:: Exercise ::
Set down each entry as it stands. Skip the pictures.

Dataset entries
• • • • •

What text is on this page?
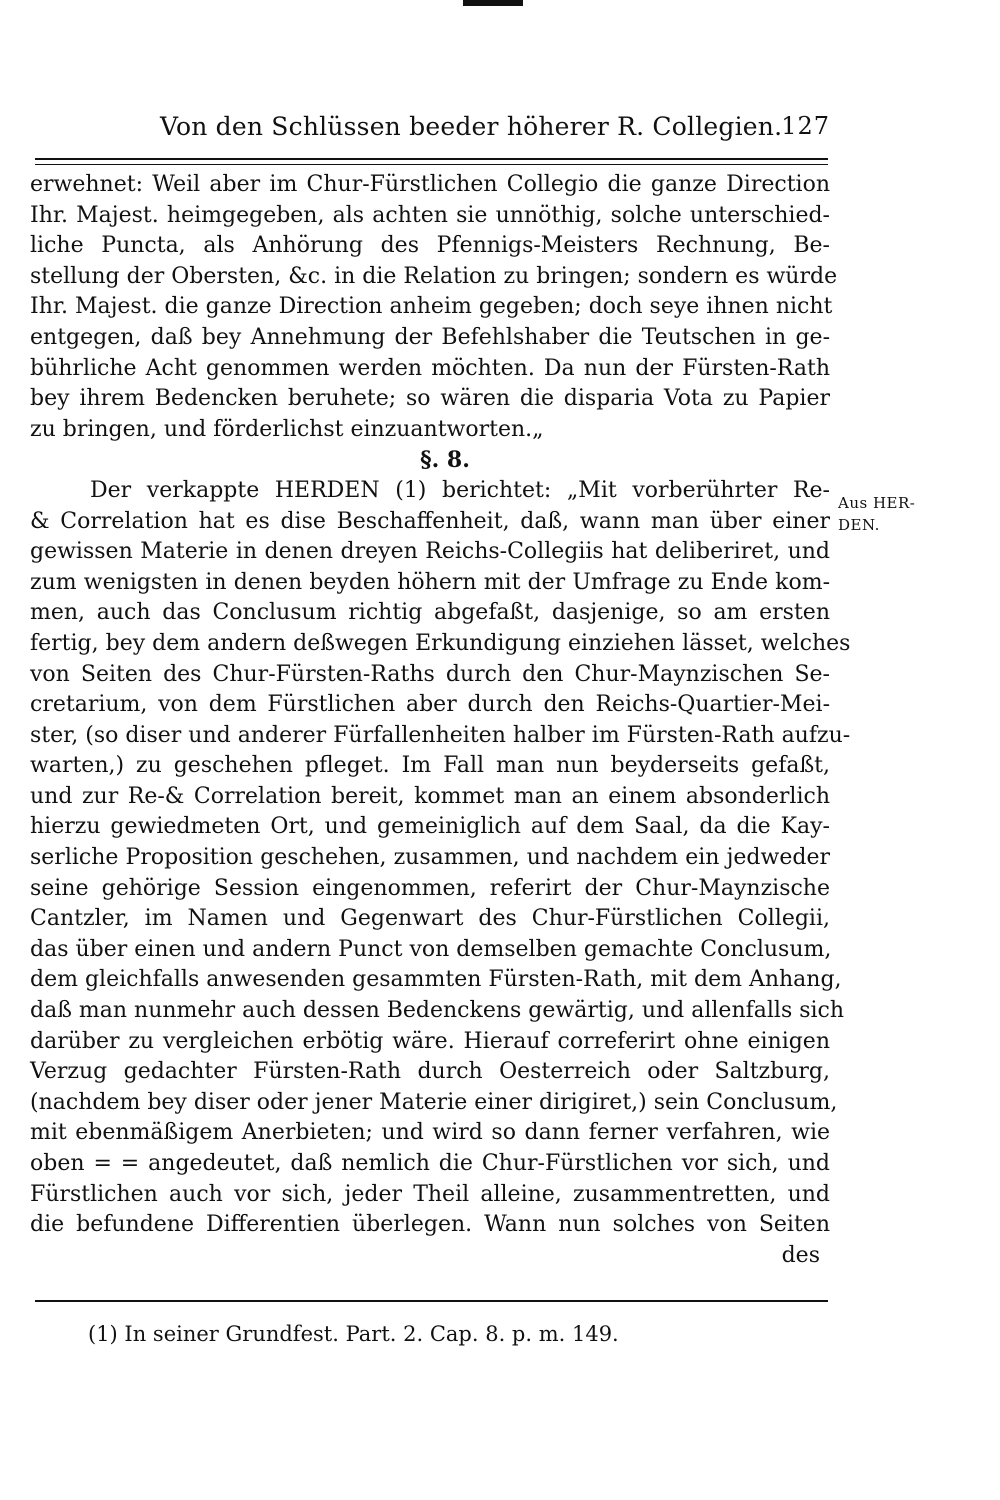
Von den Schlüssen beeder höherer R. Collegien.
127
erwehnet: Weil aber im Chur-Fürstlichen Collegio die ganze Direction
Ihr. Majest. heimgegeben, als achten sie unnöthig, solche unterschied-
liche Puncta, als Anhörung des Pfennigs-Meisters Rechnung, Be-
stellung der Obersten, &c. in die Relation zu bringen; sondern es würde
Ihr. Majest. die ganze Direction anheim gegeben; doch seye ihnen nicht
entgegen, daß bey Annehmung der Befehlshaber die Teutschen in ge-
bührliche Acht genommen werden möchten. Da nun der Fürsten-Rath
bey ihrem Bedencken beruhete; so wären die disparia Vota zu Papier
zu bringen, und förderlichst einzuantworten.„
§. 8.
Der verkappte HERDEN (1) berichtet: „Mit vorberührter Re-
& Correlation hat es dise Beschaffenheit, daß, wann man über einer
gewissen Materie in denen dreyen Reichs-Collegiis hat deliberiret, und
zum wenigsten in denen beyden höhern mit der Umfrage zu Ende kom-
men, auch das Conclusum richtig abgefaßt, dasjenige, so am ersten
fertig, bey dem andern deßwegen Erkundigung einziehen lässet, welches
von Seiten des Chur-Fürsten-Raths durch den Chur-Maynzischen Se-
cretarium, von dem Fürstlichen aber durch den Reichs-Quartier-Mei-
ster, (so diser und anderer Fürfallenheiten halber im Fürsten-Rath aufzu-
warten,) zu geschehen pfleget. Im Fall man nun beyderseits gefaßt,
und zur Re-& Correlation bereit, kommet man an einem absonderlich
hierzu gewiedmeten Ort, und gemeiniglich auf dem Saal, da die Kay-
serliche Proposition geschehen, zusammen, und nachdem ein jedweder
seine gehörige Session eingenommen, referirt der Chur-Maynzische
Cantzler, im Namen und Gegenwart des Chur-Fürstlichen Collegii,
das über einen und andern Punct von demselben gemachte Conclusum,
dem gleichfalls anwesenden gesammten Fürsten-Rath, mit dem Anhang,
daß man nunmehr auch dessen Bedenckens gewärtig, und allenfalls sich
darüber zu vergleichen erbötig wäre. Hierauf correferirt ohne einigen
Verzug gedachter Fürsten-Rath durch Oesterreich oder Saltzburg,
(nachdem bey diser oder jener Materie einer dirigiret,) sein Conclusum,
mit ebenmäßigem Anerbieten; und wird so dann ferner verfahren, wie
oben = = angedeutet, daß nemlich die Chur-Fürstlichen vor sich, und
Fürstlichen auch vor sich, jeder Theil alleine, zusammentretten, und
die befundene Differentien überlegen. Wann nun solches von Seiten
des
Aus HER-
DEN.
(1) In seiner Grundfest. Part. 2. Cap. 8. p. m. 149.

• • • • •

:: Answer section ::
What text is on this page?
Von den Schlüssen beeder höherer R. Collegien.
127
erwehnet: Weil aber im Chur-Fürstlichen Collegio die ganze Direction
Ihr. Majest. heimgegeben, als achten sie unnöthig, solche unterschied-
liche Puncta, als Anhörung des Pfennigs-Meisters Rechnung, Be-
stellung der Obersten, &c. in die Relation zu bringen; sondern es würde
Ihr. Majest. die ganze Direction anheim gegeben; doch seye ihnen nicht
entgegen, daß bey Annehmung der Befehlshaber die Teutschen in ge-
bührliche Acht genommen werden möchten. Da nun der Fürsten-Rath
bey ihrem Bedencken beruhete; so wären die disparia Vota zu Papier
zu bringen, und förderlichst einzuantworten.„
§. 8.
Der verkappte HERDEN (1) berichtet: „Mit vorberührter Re-
& Correlation hat es dise Beschaffenheit, daß, wann man über einer
gewissen Materie in denen dreyen Reichs-Collegiis hat deliberiret, und
zum wenigsten in denen beyden höhern mit der Umfrage zu Ende kom-
men, auch das Conclusum richtig abgefaßt, dasjenige, so am ersten
fertig, bey dem andern deßwegen Erkundigung einziehen lässet, welches
von Seiten des Chur-Fürsten-Raths durch den Chur-Maynzischen Se-
cretarium, von dem Fürstlichen aber durch den Reichs-Quartier-Mei-
ster, (so diser und anderer Fürfallenheiten halber im Fürsten-Rath aufzu-
warten,) zu geschehen pfleget. Im Fall man nun beyderseits gefaßt,
und zur Re-& Correlation bereit, kommet man an einem absonderlich
hierzu gewiedmeten Ort, und gemeiniglich auf dem Saal, da die Kay-
serliche Proposition geschehen, zusammen, und nachdem ein jedweder
seine gehörige Session eingenommen, referirt der Chur-Maynzische
Cantzler, im Namen und Gegenwart des Chur-Fürstlichen Collegii,
das über einen und andern Punct von demselben gemachte Conclusum,
dem gleichfalls anwesenden gesammten Fürsten-Rath, mit dem Anhang,
daß man nunmehr auch dessen Bedenckens gewärtig, und allenfalls sich
darüber zu vergleichen erbötig wäre. Hierauf correferirt ohne einigen
Verzug gedachter Fürsten-Rath durch Oesterreich oder Saltzburg,
(nachdem bey diser oder jener Materie einer dirigiret,) sein Conclusum,
mit ebenmäßigem Anerbieten; und wird so dann ferner verfahren, wie
oben = = angedeutet, daß nemlich die Chur-Fürstlichen vor sich, und
Fürstlichen auch vor sich, jeder Theil alleine, zusammentretten, und
die befundene Differentien überlegen. Wann nun solches von Seiten
des
Aus HER-
DEN.
(1) In seiner Grundfest. Part. 2. Cap. 8. p. m. 149.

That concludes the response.